EXERCISE BRIEF -> Check every line in the records below for the word "NZDUSD" and report how many have it, nothing more.

- - - - - - -

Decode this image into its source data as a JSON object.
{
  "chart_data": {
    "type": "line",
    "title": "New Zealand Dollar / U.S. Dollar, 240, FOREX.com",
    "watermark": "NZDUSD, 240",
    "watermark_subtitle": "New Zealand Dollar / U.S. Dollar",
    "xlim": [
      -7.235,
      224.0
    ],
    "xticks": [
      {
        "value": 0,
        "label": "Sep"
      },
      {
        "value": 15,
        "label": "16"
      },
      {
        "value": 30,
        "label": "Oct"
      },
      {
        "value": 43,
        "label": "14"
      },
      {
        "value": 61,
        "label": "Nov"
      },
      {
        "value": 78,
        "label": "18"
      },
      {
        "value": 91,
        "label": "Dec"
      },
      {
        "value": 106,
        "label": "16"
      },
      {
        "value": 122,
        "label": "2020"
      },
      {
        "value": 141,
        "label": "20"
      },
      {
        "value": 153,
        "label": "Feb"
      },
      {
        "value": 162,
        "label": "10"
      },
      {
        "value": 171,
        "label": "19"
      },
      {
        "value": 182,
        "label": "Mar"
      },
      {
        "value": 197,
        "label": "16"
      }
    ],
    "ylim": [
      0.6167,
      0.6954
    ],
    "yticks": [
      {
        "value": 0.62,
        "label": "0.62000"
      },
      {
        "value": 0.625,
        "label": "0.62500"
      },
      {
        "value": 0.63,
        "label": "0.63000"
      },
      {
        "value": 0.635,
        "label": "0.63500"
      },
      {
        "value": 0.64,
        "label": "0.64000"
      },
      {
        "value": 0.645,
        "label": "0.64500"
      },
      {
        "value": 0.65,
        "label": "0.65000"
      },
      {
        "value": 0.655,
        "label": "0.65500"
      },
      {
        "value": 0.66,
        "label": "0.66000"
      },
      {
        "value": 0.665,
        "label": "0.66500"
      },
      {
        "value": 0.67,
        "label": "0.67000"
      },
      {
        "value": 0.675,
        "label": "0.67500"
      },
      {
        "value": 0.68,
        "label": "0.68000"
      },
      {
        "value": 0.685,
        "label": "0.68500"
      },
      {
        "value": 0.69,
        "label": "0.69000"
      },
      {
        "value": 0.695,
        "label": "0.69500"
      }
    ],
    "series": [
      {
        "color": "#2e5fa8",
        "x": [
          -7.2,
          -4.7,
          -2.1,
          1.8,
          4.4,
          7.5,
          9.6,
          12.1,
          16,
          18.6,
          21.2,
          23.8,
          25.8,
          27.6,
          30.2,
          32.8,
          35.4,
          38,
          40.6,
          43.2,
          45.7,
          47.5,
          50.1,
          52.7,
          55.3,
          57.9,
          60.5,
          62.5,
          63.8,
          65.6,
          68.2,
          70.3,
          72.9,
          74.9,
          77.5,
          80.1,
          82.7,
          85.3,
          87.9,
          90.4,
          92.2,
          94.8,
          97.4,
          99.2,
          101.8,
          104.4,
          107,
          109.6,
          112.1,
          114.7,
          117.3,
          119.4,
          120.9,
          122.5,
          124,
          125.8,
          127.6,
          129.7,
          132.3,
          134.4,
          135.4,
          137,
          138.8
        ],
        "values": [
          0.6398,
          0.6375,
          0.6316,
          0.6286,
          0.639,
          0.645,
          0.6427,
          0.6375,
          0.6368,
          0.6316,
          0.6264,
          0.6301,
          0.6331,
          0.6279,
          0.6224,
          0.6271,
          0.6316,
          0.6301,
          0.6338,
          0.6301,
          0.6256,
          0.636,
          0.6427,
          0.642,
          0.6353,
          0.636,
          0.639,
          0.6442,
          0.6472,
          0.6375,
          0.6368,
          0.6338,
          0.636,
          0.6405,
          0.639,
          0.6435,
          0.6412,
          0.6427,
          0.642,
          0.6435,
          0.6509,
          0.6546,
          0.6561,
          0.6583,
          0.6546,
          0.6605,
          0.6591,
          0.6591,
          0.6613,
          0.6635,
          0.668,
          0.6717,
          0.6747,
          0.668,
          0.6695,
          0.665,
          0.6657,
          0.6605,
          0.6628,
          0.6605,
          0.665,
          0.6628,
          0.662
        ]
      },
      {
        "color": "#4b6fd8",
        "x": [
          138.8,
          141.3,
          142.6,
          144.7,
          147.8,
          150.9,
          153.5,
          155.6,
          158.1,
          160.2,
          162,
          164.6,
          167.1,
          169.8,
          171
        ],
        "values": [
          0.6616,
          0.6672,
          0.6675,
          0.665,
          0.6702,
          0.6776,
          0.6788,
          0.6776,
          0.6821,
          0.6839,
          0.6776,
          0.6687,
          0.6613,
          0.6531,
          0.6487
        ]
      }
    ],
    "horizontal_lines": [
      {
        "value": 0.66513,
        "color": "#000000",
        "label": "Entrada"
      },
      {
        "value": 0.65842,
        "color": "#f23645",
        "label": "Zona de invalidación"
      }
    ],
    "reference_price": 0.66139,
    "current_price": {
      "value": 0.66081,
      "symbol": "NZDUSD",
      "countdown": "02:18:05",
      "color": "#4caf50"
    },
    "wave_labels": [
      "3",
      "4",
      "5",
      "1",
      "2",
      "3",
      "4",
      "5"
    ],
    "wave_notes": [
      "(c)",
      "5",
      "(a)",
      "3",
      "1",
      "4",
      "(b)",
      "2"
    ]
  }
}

- - - - - - -

EXERCISE SOLUTION -> 2